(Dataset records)
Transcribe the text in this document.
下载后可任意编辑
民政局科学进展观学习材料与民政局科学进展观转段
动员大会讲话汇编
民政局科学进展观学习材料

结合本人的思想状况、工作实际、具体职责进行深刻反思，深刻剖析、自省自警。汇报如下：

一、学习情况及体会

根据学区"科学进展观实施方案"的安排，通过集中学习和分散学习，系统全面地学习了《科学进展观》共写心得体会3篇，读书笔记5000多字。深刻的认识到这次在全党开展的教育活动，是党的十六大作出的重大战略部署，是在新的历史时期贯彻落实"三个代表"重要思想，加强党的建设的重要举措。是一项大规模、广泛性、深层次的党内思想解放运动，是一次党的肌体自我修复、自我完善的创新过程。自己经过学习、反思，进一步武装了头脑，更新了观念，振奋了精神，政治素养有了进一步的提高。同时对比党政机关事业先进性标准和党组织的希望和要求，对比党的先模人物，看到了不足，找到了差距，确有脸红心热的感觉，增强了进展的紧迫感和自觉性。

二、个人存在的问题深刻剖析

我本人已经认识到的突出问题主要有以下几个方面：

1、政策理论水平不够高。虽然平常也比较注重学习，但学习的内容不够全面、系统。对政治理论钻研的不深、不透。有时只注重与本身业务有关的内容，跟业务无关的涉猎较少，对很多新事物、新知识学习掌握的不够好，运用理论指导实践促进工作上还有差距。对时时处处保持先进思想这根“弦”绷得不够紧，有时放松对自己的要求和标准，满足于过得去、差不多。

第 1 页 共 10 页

==

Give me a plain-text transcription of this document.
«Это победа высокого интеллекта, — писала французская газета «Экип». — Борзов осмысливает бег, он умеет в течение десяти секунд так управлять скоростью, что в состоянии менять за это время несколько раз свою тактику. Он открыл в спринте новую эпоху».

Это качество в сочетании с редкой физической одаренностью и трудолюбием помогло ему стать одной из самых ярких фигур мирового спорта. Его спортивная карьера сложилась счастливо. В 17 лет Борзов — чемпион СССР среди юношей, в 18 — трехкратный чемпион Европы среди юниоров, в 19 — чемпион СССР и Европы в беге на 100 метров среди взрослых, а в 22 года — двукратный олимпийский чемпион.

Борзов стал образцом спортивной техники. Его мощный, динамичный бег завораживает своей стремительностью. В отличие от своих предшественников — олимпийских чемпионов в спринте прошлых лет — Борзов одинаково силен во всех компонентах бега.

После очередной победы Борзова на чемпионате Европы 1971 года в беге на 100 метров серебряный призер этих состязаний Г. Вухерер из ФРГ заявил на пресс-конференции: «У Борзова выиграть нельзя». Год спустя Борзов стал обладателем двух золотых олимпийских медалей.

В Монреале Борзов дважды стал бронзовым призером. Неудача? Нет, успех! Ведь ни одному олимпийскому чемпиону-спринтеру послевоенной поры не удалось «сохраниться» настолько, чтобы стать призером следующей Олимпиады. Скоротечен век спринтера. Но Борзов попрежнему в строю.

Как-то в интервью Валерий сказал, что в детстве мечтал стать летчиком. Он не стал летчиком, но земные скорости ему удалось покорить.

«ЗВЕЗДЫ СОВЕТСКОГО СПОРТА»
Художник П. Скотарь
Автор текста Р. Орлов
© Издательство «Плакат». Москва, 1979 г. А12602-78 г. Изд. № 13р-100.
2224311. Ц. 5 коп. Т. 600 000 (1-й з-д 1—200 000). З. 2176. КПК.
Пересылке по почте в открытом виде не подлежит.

Requirements ▸ Find how many lines of the material carry the string "удалось". Only the number should be in the answer.

Completed task ▸ 2